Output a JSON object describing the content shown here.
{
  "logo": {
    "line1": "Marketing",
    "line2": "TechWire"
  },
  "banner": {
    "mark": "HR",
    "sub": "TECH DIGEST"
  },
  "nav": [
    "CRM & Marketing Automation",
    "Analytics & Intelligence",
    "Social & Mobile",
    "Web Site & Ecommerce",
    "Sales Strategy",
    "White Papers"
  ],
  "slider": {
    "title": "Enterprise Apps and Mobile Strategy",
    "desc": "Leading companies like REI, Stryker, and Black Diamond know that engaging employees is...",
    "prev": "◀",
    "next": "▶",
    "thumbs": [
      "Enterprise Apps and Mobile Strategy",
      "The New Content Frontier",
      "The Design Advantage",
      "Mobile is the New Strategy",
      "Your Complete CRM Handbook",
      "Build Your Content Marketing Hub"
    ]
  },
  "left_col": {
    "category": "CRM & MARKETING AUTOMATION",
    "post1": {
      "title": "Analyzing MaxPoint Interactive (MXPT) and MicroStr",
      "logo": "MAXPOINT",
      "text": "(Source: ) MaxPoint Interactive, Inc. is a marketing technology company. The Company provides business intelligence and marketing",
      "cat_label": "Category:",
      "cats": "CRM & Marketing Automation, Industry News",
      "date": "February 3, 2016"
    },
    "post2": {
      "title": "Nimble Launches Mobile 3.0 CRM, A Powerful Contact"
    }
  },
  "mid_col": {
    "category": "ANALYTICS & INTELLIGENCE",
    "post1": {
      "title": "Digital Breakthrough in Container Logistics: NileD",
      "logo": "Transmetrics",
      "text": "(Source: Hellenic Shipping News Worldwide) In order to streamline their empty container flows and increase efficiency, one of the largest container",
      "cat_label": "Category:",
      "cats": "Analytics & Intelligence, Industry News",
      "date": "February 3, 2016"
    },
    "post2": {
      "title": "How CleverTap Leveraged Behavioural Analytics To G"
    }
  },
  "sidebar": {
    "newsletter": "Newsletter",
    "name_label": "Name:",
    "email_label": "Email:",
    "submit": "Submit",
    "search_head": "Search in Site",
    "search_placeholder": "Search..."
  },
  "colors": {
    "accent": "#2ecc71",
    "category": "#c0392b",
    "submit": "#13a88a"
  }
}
_ _ _ _
Aim of the task
Produce an exact copy of the whole listing.

Solution to this problem
Output a JSON object describing the content shown here.
{
  "logo": {
    "line1": "Marketing",
    "line2": "TechWire"
  },
  "banner": {
    "mark": "HR",
    "sub": "TECH DIGEST"
  },
  "nav": [
    "CRM & Marketing Automation",
    "Analytics & Intelligence",
    "Social & Mobile",
    "Web Site & Ecommerce",
    "Sales Strategy",
    "White Papers"
  ],
  "slider": {
    "title": "Enterprise Apps and Mobile Strategy",
    "desc": "Leading companies like REI, Stryker, and Black Diamond know that engaging employees is...",
    "prev": "◀",
    "next": "▶",
    "thumbs": [
      "Enterprise Apps and Mobile Strategy",
      "The New Content Frontier",
      "The Design Advantage",
      "Mobile is the New Strategy",
      "Your Complete CRM Handbook",
      "Build Your Content Marketing Hub"
    ]
  },
  "left_col": {
    "category": "CRM & MARKETING AUTOMATION",
    "post1": {
      "title": "Analyzing MaxPoint Interactive (MXPT) and MicroStr",
      "logo": "MAXPOINT",
      "text": "(Source: ) MaxPoint Interactive, Inc. is a marketing technology company. The Company provides business intelligence and marketing",
      "cat_label": "Category:",
      "cats": "CRM & Marketing Automation, Industry News",
      "date": "February 3, 2016"
    },
    "post2": {
      "title": "Nimble Launches Mobile 3.0 CRM, A Powerful Contact"
    }
  },
  "mid_col": {
    "category": "ANALYTICS & INTELLIGENCE",
    "post1": {
      "title": "Digital Breakthrough in Container Logistics: NileD",
      "logo": "Transmetrics",
      "text": "(Source: Hellenic Shipping News Worldwide) In order to streamline their empty container flows and increase efficiency, one of the largest container",
      "cat_label": "Category:",
      "cats": "Analytics & Intelligence, Industry News",
      "date": "February 3, 2016"
    },
    "post2": {
      "title": "How CleverTap Leveraged Behavioural Analytics To G"
    }
  },
  "sidebar": {
    "newsletter": "Newsletter",
    "name_label": "Name:",
    "email_label": "Email:",
    "submit": "Submit",
    "search_head": "Search in Site",
    "search_placeholder": "Search..."
  },
  "colors": {
    "accent": "#2ecc71",
    "category": "#c0392b",
    "submit": "#13a88a"
  }
}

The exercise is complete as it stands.